TO BE DONE:
Select each line where the word "retweets" appears.

[Source records]

---

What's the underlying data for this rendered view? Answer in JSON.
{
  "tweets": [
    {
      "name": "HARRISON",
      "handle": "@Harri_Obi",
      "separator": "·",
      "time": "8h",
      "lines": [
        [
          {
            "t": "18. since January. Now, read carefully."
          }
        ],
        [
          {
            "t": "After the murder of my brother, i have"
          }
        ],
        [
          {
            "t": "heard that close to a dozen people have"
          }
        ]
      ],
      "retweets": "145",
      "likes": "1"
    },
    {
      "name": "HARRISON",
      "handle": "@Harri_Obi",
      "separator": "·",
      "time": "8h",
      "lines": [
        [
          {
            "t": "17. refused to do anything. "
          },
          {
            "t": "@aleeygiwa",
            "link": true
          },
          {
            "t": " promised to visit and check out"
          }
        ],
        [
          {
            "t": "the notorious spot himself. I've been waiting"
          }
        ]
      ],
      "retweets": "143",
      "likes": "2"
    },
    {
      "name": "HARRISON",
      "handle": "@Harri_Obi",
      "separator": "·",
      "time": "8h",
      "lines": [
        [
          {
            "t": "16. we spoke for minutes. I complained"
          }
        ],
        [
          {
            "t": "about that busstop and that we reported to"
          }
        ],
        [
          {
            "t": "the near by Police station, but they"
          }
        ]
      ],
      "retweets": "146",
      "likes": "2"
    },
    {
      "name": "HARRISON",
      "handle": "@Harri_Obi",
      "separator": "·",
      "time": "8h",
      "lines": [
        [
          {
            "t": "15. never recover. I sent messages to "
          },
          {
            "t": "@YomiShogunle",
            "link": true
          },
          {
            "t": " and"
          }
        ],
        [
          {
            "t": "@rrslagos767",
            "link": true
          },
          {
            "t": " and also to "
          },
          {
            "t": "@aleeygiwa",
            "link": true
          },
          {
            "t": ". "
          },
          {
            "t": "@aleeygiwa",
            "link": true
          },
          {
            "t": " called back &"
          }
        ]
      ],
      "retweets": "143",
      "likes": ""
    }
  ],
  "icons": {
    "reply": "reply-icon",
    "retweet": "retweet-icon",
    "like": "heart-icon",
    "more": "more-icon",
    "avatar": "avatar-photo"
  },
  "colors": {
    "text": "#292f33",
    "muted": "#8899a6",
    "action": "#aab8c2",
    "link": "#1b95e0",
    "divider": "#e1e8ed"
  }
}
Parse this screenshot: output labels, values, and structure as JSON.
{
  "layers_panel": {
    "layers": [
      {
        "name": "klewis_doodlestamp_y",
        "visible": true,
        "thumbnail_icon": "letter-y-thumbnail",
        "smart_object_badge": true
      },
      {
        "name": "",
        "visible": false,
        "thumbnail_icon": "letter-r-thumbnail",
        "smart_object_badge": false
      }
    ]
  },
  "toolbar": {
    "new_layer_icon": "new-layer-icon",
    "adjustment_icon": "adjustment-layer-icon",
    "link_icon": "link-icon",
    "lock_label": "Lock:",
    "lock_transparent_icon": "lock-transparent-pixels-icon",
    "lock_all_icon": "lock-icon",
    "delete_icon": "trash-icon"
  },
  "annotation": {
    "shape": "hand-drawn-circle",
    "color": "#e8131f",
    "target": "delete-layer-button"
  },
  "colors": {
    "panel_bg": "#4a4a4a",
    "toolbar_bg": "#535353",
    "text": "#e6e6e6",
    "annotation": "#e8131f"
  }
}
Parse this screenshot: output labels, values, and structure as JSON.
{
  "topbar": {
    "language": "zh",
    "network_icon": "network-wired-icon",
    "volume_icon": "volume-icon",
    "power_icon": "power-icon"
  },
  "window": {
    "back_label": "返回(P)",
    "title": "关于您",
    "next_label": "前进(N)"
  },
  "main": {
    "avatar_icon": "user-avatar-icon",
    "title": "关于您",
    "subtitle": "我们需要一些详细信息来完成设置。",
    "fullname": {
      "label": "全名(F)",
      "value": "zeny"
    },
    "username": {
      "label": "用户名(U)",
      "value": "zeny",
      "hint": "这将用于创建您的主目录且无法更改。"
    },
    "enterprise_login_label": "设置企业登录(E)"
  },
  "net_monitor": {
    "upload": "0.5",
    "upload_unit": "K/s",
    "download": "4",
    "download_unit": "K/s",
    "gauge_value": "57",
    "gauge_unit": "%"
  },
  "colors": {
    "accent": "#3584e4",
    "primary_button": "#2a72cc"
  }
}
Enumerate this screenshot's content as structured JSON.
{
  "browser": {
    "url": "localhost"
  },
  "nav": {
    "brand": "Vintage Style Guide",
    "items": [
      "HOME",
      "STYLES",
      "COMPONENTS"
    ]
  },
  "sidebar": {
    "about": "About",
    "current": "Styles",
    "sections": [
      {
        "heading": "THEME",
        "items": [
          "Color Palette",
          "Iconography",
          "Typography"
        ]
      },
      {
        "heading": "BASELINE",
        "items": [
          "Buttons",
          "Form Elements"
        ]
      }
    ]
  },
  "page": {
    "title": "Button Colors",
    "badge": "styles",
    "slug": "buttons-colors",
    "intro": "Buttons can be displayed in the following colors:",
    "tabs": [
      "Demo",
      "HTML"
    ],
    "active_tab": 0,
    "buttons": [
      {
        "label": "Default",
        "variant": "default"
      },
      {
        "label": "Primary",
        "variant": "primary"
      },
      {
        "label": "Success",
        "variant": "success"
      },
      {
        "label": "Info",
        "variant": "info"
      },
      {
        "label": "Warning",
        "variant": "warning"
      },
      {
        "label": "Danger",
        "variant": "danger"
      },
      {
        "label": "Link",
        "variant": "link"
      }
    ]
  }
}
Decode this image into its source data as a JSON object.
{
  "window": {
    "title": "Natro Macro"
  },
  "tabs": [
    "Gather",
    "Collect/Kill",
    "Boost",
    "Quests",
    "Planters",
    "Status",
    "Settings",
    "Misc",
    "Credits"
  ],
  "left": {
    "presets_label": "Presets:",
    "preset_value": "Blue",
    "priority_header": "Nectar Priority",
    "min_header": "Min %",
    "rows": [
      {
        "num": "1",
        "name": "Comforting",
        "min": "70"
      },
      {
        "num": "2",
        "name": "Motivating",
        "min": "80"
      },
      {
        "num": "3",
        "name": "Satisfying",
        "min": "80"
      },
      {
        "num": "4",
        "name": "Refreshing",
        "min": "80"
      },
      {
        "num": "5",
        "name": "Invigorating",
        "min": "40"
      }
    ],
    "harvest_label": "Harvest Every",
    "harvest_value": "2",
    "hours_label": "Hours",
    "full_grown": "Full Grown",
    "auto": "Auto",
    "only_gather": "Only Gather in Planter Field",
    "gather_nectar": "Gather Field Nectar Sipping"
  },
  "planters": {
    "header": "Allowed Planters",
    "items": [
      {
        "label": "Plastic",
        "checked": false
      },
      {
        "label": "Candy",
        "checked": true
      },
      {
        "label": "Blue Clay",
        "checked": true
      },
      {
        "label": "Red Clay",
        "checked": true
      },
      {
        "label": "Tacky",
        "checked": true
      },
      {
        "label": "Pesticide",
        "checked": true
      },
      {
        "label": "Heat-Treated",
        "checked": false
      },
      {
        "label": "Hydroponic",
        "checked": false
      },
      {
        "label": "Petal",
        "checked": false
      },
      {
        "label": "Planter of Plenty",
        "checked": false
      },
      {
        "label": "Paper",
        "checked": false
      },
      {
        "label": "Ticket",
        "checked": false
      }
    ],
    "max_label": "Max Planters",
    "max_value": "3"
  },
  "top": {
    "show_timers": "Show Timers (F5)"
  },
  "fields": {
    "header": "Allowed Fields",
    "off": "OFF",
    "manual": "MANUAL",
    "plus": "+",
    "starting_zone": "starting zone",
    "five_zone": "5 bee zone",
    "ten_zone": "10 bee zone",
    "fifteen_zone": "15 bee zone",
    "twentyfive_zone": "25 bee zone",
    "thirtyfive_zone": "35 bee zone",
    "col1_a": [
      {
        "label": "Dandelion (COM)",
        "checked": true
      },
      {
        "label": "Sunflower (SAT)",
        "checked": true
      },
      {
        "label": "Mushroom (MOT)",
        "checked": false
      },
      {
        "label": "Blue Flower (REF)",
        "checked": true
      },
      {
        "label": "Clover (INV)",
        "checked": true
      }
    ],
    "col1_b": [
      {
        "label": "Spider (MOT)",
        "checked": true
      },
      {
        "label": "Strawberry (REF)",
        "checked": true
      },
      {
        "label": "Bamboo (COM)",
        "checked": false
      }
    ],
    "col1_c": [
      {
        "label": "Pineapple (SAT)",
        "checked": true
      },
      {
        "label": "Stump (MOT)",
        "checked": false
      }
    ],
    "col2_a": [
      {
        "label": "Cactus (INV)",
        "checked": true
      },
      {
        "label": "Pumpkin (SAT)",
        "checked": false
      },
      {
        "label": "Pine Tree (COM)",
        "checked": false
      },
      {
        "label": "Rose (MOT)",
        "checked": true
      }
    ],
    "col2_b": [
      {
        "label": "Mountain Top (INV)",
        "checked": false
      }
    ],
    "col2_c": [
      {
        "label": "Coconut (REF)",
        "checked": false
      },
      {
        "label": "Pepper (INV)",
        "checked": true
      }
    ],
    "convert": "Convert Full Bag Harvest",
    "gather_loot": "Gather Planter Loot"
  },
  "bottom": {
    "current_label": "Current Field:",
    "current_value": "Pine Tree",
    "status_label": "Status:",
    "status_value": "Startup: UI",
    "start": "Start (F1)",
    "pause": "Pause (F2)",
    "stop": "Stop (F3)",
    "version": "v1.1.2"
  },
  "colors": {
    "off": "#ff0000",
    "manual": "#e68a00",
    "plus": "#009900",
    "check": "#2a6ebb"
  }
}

---

FINISHED TASK:
      "retweets": "145",
      "retweets": "143",
      "retweets": "146",
      "retweets": "143",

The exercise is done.